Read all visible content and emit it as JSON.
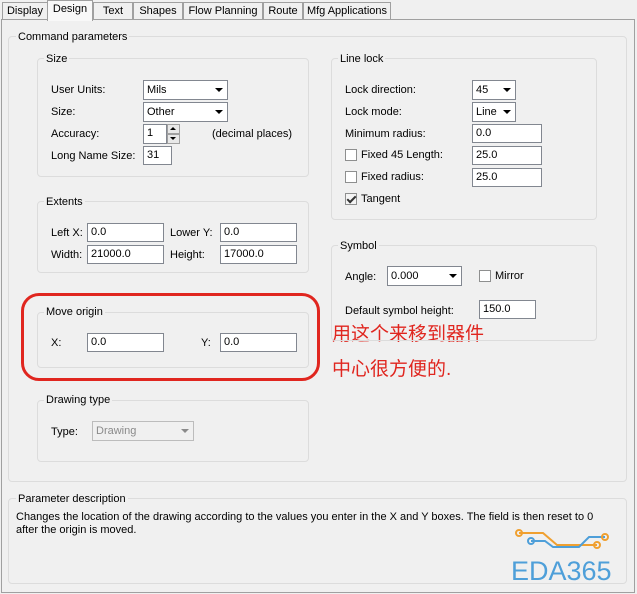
{
  "tabs": [
    {
      "label": "Display"
    },
    {
      "label": "Design"
    },
    {
      "label": "Text"
    },
    {
      "label": "Shapes"
    },
    {
      "label": "Flow Planning"
    },
    {
      "label": "Route"
    },
    {
      "label": "Mfg Applications"
    }
  ],
  "command_parameters": {
    "title": "Command parameters",
    "size": {
      "title": "Size",
      "user_units_label": "User Units:",
      "user_units_value": "Mils",
      "size_label": "Size:",
      "size_value": "Other",
      "accuracy_label": "Accuracy:",
      "accuracy_value": "1",
      "accuracy_hint": "(decimal places)",
      "long_name_label": "Long Name Size:",
      "long_name_value": "31"
    },
    "extents": {
      "title": "Extents",
      "left_x_label": "Left X:",
      "left_x_value": "0.0",
      "lower_y_label": "Lower Y:",
      "lower_y_value": "0.0",
      "width_label": "Width:",
      "width_value": "21000.0",
      "height_label": "Height:",
      "height_value": "17000.0"
    },
    "move_origin": {
      "title": "Move origin",
      "x_label": "X:",
      "x_value": "0.0",
      "y_label": "Y:",
      "y_value": "0.0"
    },
    "drawing_type": {
      "title": "Drawing type",
      "type_label": "Type:",
      "type_value": "Drawing"
    },
    "line_lock": {
      "title": "Line lock",
      "lock_direction_label": "Lock direction:",
      "lock_direction_value": "45",
      "lock_mode_label": "Lock mode:",
      "lock_mode_value": "Line",
      "min_radius_label": "Minimum radius:",
      "min_radius_value": "0.0",
      "fixed45_label": "Fixed 45 Length:",
      "fixed45_checked": false,
      "fixed45_value": "25.0",
      "fixed_radius_label": "Fixed radius:",
      "fixed_radius_checked": false,
      "fixed_radius_value": "25.0",
      "tangent_label": "Tangent",
      "tangent_checked": true
    },
    "symbol": {
      "title": "Symbol",
      "angle_label": "Angle:",
      "angle_value": "0.000",
      "mirror_label": "Mirror",
      "mirror_checked": false,
      "default_height_label": "Default symbol height:",
      "default_height_value": "150.0"
    }
  },
  "annotation": {
    "line1": "用这个来移到器件",
    "line2": "中心很方便的.",
    "color": "#e0261f"
  },
  "parameter_description": {
    "title": "Parameter description",
    "line1": "Changes the location of the drawing according to the values you enter in the X and Y boxes. The field is then reset to 0",
    "line2": "after the origin is moved."
  },
  "watermark": {
    "text": "EDA365",
    "color": "#4e9fd9"
  }
}
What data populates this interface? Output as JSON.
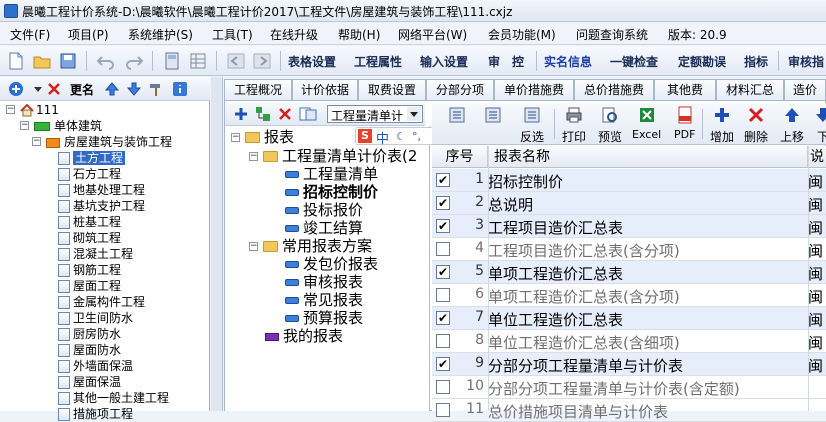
{
  "window": {
    "title": "晨曦工程计价系统-D:\\晨曦软件\\晨曦工程计价2017\\工程文件\\房屋建筑与装饰工程\\111.cxjz"
  },
  "menu": [
    "文件(F)",
    "项目(P)",
    "系统维护(S)",
    "工具(T)",
    "在线升级",
    "帮助(H)",
    "网络平台(W)",
    "会员功能(M)",
    "问题查询系统",
    "版本: 20.9"
  ],
  "toolbar": {
    "text_buttons": [
      "表格设置",
      "工程属性",
      "输入设置",
      "审",
      "控"
    ],
    "blue_buttons": [
      "实名信息",
      "一键检查",
      "定额勘误",
      "指标",
      "审核指"
    ]
  },
  "left_panel": {
    "rename_label": "更名",
    "tree": {
      "root": "111",
      "level1": "单体建筑",
      "level2": "房屋建筑与装饰工程",
      "items": [
        "土方工程",
        "石方工程",
        "地基处理工程",
        "基坑支护工程",
        "桩基工程",
        "砌筑工程",
        "混凝土工程",
        "钢筋工程",
        "屋面工程",
        "金属构件工程",
        "卫生间防水",
        "厨房防水",
        "屋面防水",
        "外墙面保温",
        "屋面保温",
        "其他一般土建工程",
        "措施项工程"
      ],
      "selected_index": 0
    }
  },
  "tabs": [
    "工程概况",
    "计价依据",
    "取费设置",
    "分部分项",
    "单价措施费",
    "总价措施费",
    "其他费",
    "材料汇总",
    "造价"
  ],
  "report_panel": {
    "dropdown_value": "工程量清单计",
    "tree": {
      "root": "报表",
      "group1": "工程量清单计价表(2",
      "group1_items": [
        "工程量清单",
        "招标控制价",
        "投标报价",
        "竣工结算"
      ],
      "selected": "招标控制价",
      "group2": "常用报表方案",
      "group2_items": [
        "发包价报表",
        "审核报表",
        "常见报表",
        "预算报表"
      ],
      "mine": "我的报表"
    },
    "ime": {
      "label": "中"
    }
  },
  "report_toolbar": {
    "buttons": [
      "反选",
      "打印",
      "预览",
      "Excel",
      "PDF",
      "增加",
      "删除",
      "上移",
      "下"
    ]
  },
  "report_table": {
    "columns": [
      "序号",
      "报表名称",
      "说"
    ],
    "rows": [
      {
        "no": "1",
        "name": "招标控制价",
        "checked": true,
        "desc": "闽"
      },
      {
        "no": "2",
        "name": "总说明",
        "checked": true,
        "desc": "闽"
      },
      {
        "no": "3",
        "name": "工程项目造价汇总表",
        "checked": true,
        "desc": "闽"
      },
      {
        "no": "4",
        "name": "工程项目造价汇总表(含分项)",
        "checked": false,
        "desc": "闽"
      },
      {
        "no": "5",
        "name": "单项工程造价汇总表",
        "checked": true,
        "desc": "闽"
      },
      {
        "no": "6",
        "name": "单项工程造价汇总表(含分项)",
        "checked": false,
        "desc": "闽"
      },
      {
        "no": "7",
        "name": "单位工程造价汇总表",
        "checked": true,
        "desc": "闽"
      },
      {
        "no": "8",
        "name": "单位工程造价汇总表(含细项)",
        "checked": false,
        "desc": "闽"
      },
      {
        "no": "9",
        "name": "分部分项工程量清单与计价表",
        "checked": true,
        "desc": "闽"
      },
      {
        "no": "10",
        "name": "分部分项工程量清单与计价表(含定额)",
        "checked": false,
        "desc": ""
      },
      {
        "no": "11",
        "name": "总价措施项目清单与计价表",
        "checked": false,
        "desc": ""
      }
    ]
  },
  "colors": {
    "selection": "#316ac5",
    "accent": "#1c3fa8"
  }
}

* WRITTEN TASK *
Without the pictures, restate all the entries above exactly.

* WRITTEN ANSWER *
Read all visible content and emit it as JSON.
{
  "tabs": [
    {
      "label": "Display"
    },
    {
      "label": "Design"
    },
    {
      "label": "Text"
    },
    {
      "label": "Shapes"
    },
    {
      "label": "Flow Planning"
    },
    {
      "label": "Route"
    },
    {
      "label": "Mfg Applications"
    }
  ],
  "command_parameters": {
    "title": "Command parameters",
    "size": {
      "title": "Size",
      "user_units_label": "User Units:",
      "user_units_value": "Mils",
      "size_label": "Size:",
      "size_value": "Other",
      "accuracy_label": "Accuracy:",
      "accuracy_value": "1",
      "accuracy_hint": "(decimal places)",
      "long_name_label": "Long Name Size:",
      "long_name_value": "31"
    },
    "extents": {
      "title": "Extents",
      "left_x_label": "Left X:",
      "left_x_value": "0.0",
      "lower_y_label": "Lower Y:",
      "lower_y_value": "0.0",
      "width_label": "Width:",
      "width_value": "21000.0",
      "height_label": "Height:",
      "height_value": "17000.0"
    },
    "move_origin": {
      "title": "Move origin",
      "x_label": "X:",
      "x_value": "0.0",
      "y_label": "Y:",
      "y_value": "0.0"
    },
    "drawing_type": {
      "title": "Drawing type",
      "type_label": "Type:",
      "type_value": "Drawing"
    },
    "line_lock": {
      "title": "Line lock",
      "lock_direction_label": "Lock direction:",
      "lock_direction_value": "45",
      "lock_mode_label": "Lock mode:",
      "lock_mode_value": "Line",
      "min_radius_label": "Minimum radius:",
      "min_radius_value": "0.0",
      "fixed45_label": "Fixed 45 Length:",
      "fixed45_checked": false,
      "fixed45_value": "25.0",
      "fixed_radius_label": "Fixed radius:",
      "fixed_radius_checked": false,
      "fixed_radius_value": "25.0",
      "tangent_label": "Tangent",
      "tangent_checked": true
    },
    "symbol": {
      "title": "Symbol",
      "angle_label": "Angle:",
      "angle_value": "0.000",
      "mirror_label": "Mirror",
      "mirror_checked": false,
      "default_height_label": "Default symbol height:",
      "default_height_value": "150.0"
    }
  },
  "annotation": {
    "line1": "用这个来移到器件",
    "line2": "中心很方便的.",
    "color": "#e0261f"
  },
  "parameter_description": {
    "title": "Parameter description",
    "line1": "Changes the location of the drawing according to the values you enter in the X and Y boxes. The field is then reset to 0",
    "line2": "after the origin is moved."
  },
  "watermark": {
    "text": "EDA365",
    "color": "#4e9fd9"
  }
}
What data populates this interface? Output as JSON.
{
  "window": {
    "title": "晨曦工程计价系统-D:\\晨曦软件\\晨曦工程计价2017\\工程文件\\房屋建筑与装饰工程\\111.cxjz"
  },
  "menu": [
    "文件(F)",
    "项目(P)",
    "系统维护(S)",
    "工具(T)",
    "在线升级",
    "帮助(H)",
    "网络平台(W)",
    "会员功能(M)",
    "问题查询系统",
    "版本: 20.9"
  ],
  "toolbar": {
    "text_buttons": [
      "表格设置",
      "工程属性",
      "输入设置",
      "审",
      "控"
    ],
    "blue_buttons": [
      "实名信息",
      "一键检查",
      "定额勘误",
      "指标",
      "审核指"
    ]
  },
  "left_panel": {
    "rename_label": "更名",
    "tree": {
      "root": "111",
      "level1": "单体建筑",
      "level2": "房屋建筑与装饰工程",
      "items": [
        "土方工程",
        "石方工程",
        "地基处理工程",
        "基坑支护工程",
        "桩基工程",
        "砌筑工程",
        "混凝土工程",
        "钢筋工程",
        "屋面工程",
        "金属构件工程",
        "卫生间防水",
        "厨房防水",
        "屋面防水",
        "外墙面保温",
        "屋面保温",
        "其他一般土建工程",
        "措施项工程"
      ],
      "selected_index": 0
    }
  },
  "tabs": [
    "工程概况",
    "计价依据",
    "取费设置",
    "分部分项",
    "单价措施费",
    "总价措施费",
    "其他费",
    "材料汇总",
    "造价"
  ],
  "report_panel": {
    "dropdown_value": "工程量清单计",
    "tree": {
      "root": "报表",
      "group1": "工程量清单计价表(2",
      "group1_items": [
        "工程量清单",
        "招标控制价",
        "投标报价",
        "竣工结算"
      ],
      "selected": "招标控制价",
      "group2": "常用报表方案",
      "group2_items": [
        "发包价报表",
        "审核报表",
        "常见报表",
        "预算报表"
      ],
      "mine": "我的报表"
    },
    "ime": {
      "label": "中"
    }
  },
  "report_toolbar": {
    "buttons": [
      "反选",
      "打印",
      "预览",
      "Excel",
      "PDF",
      "增加",
      "删除",
      "上移",
      "下"
    ]
  },
  "report_table": {
    "columns": [
      "序号",
      "报表名称",
      "说"
    ],
    "rows": [
      {
        "no": "1",
        "name": "招标控制价",
        "checked": true,
        "desc": "闽"
      },
      {
        "no": "2",
        "name": "总说明",
        "checked": true,
        "desc": "闽"
      },
      {
        "no": "3",
        "name": "工程项目造价汇总表",
        "checked": true,
        "desc": "闽"
      },
      {
        "no": "4",
        "name": "工程项目造价汇总表(含分项)",
        "checked": false,
        "desc": "闽"
      },
      {
        "no": "5",
        "name": "单项工程造价汇总表",
        "checked": true,
        "desc": "闽"
      },
      {
        "no": "6",
        "name": "单项工程造价汇总表(含分项)",
        "checked": false,
        "desc": "闽"
      },
      {
        "no": "7",
        "name": "单位工程造价汇总表",
        "checked": true,
        "desc": "闽"
      },
      {
        "no": "8",
        "name": "单位工程造价汇总表(含细项)",
        "checked": false,
        "desc": "闽"
      },
      {
        "no": "9",
        "name": "分部分项工程量清单与计价表",
        "checked": true,
        "desc": "闽"
      },
      {
        "no": "10",
        "name": "分部分项工程量清单与计价表(含定额)",
        "checked": false,
        "desc": ""
      },
      {
        "no": "11",
        "name": "总价措施项目清单与计价表",
        "checked": false,
        "desc": ""
      }
    ]
  },
  "colors": {
    "selection": "#316ac5",
    "accent": "#1c3fa8"
  }
}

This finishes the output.